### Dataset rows
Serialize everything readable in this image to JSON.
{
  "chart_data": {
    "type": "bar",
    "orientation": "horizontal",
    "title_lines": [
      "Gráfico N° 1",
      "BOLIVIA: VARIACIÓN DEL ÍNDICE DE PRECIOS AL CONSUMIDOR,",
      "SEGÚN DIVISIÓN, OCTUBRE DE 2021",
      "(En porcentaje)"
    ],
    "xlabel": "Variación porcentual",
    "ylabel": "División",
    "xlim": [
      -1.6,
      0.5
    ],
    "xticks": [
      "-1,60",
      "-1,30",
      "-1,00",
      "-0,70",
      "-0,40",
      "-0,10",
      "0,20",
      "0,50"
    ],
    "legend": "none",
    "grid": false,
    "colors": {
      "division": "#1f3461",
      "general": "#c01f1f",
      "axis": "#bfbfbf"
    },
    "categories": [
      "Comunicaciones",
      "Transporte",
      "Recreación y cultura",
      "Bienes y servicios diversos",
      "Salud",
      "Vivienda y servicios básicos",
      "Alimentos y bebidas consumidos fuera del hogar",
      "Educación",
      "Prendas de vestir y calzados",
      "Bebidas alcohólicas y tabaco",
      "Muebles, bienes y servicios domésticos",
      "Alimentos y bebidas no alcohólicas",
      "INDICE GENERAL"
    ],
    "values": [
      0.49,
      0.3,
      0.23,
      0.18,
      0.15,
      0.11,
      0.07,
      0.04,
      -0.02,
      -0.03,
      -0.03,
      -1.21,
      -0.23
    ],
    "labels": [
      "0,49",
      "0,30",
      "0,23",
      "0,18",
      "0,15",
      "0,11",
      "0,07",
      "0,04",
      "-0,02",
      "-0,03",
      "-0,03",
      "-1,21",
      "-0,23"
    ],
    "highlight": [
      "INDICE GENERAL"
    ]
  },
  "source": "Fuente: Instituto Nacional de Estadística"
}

### Problem requirements
Copy every line from the entries that contains the word "alcohólicas".

### Expected answer
      "Bebidas alcohólicas y tabaco",
      "Alimentos y bebidas no alcohólicas",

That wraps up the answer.